Provided information ->
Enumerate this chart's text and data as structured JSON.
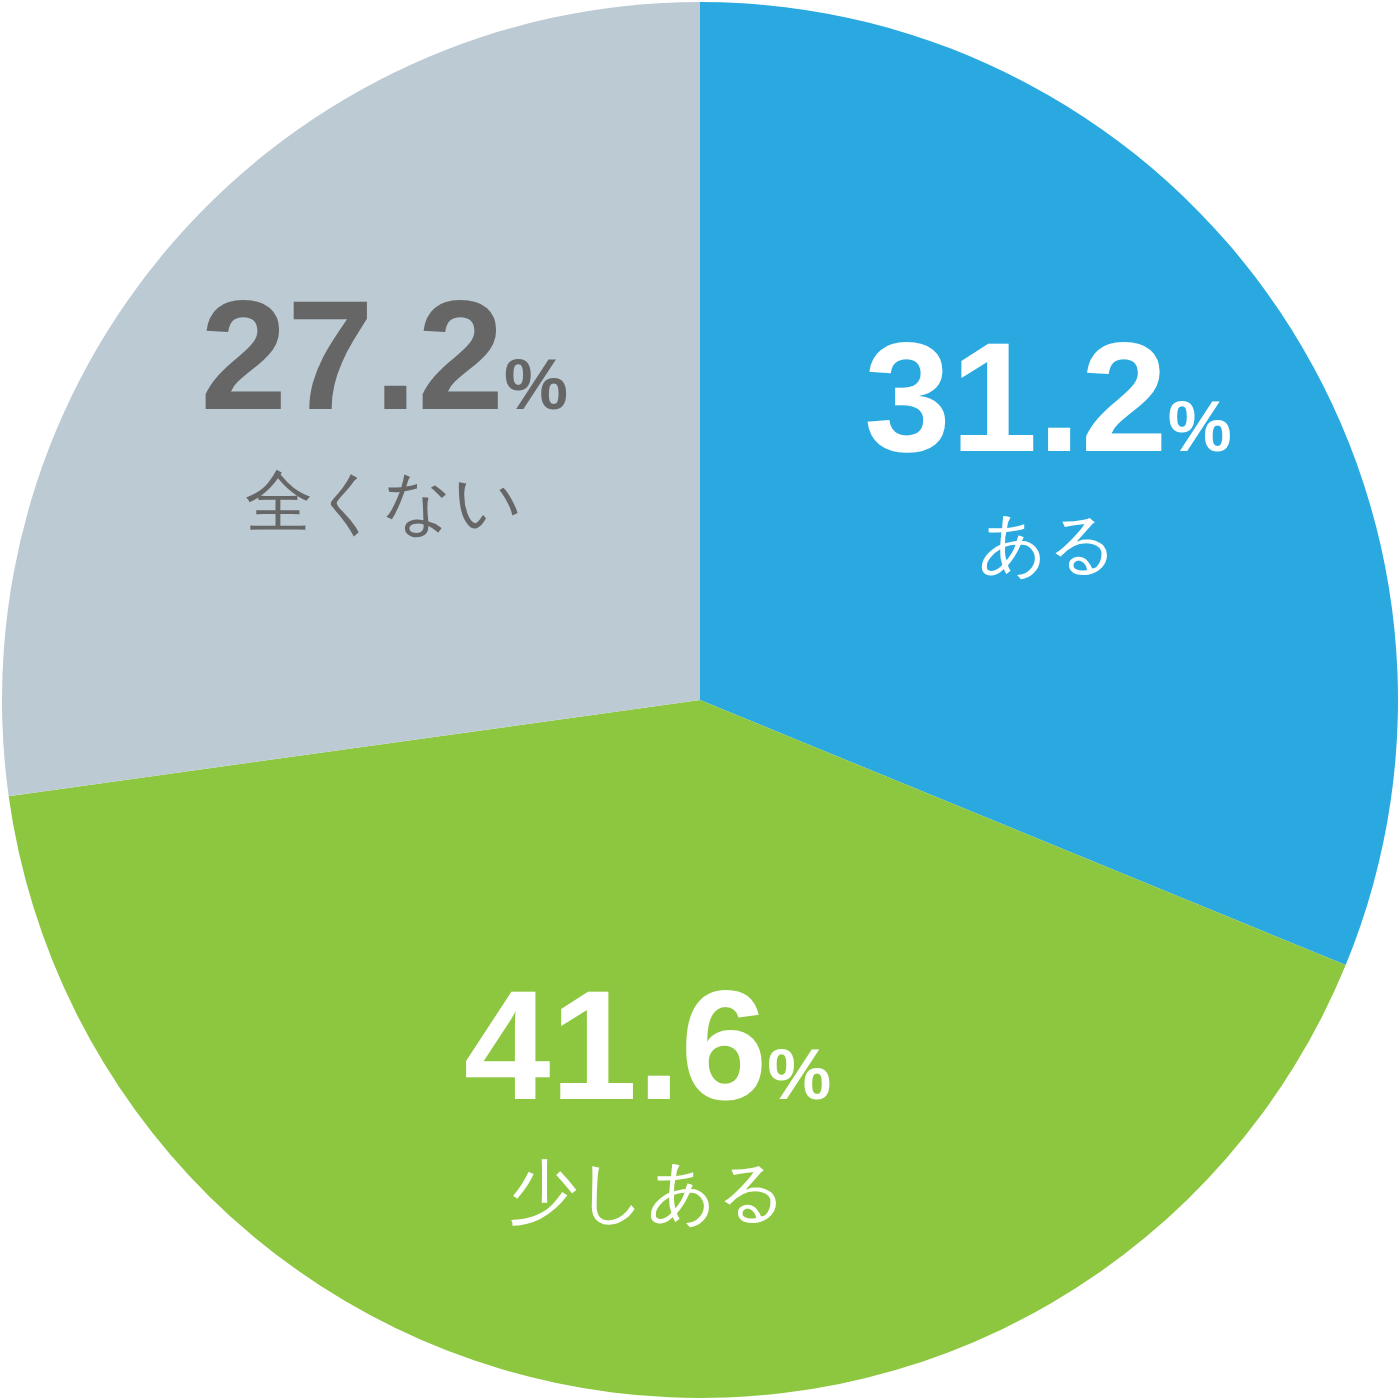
{
  "chart_data": {
    "type": "pie",
    "categories": [
      "ある",
      "少しある",
      "全くない"
    ],
    "values": [
      31.2,
      41.6,
      27.2
    ],
    "colors": [
      "#29a9e0",
      "#8dc63f",
      "#bccad4"
    ],
    "value_labels": [
      "31.2%",
      "41.6%",
      "27.2%"
    ]
  }
}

Short task -> Copy every line of the data exactly as written, excluding the pictures.

Solution below ->
Enumerate this chart's text and data as structured JSON.
{
  "chart_data": {
    "type": "pie",
    "categories": [
      "ある",
      "少しある",
      "全くない"
    ],
    "values": [
      31.2,
      41.6,
      27.2
    ],
    "colors": [
      "#29a9e0",
      "#8dc63f",
      "#bccad4"
    ],
    "value_labels": [
      "31.2%",
      "41.6%",
      "27.2%"
    ]
  }
}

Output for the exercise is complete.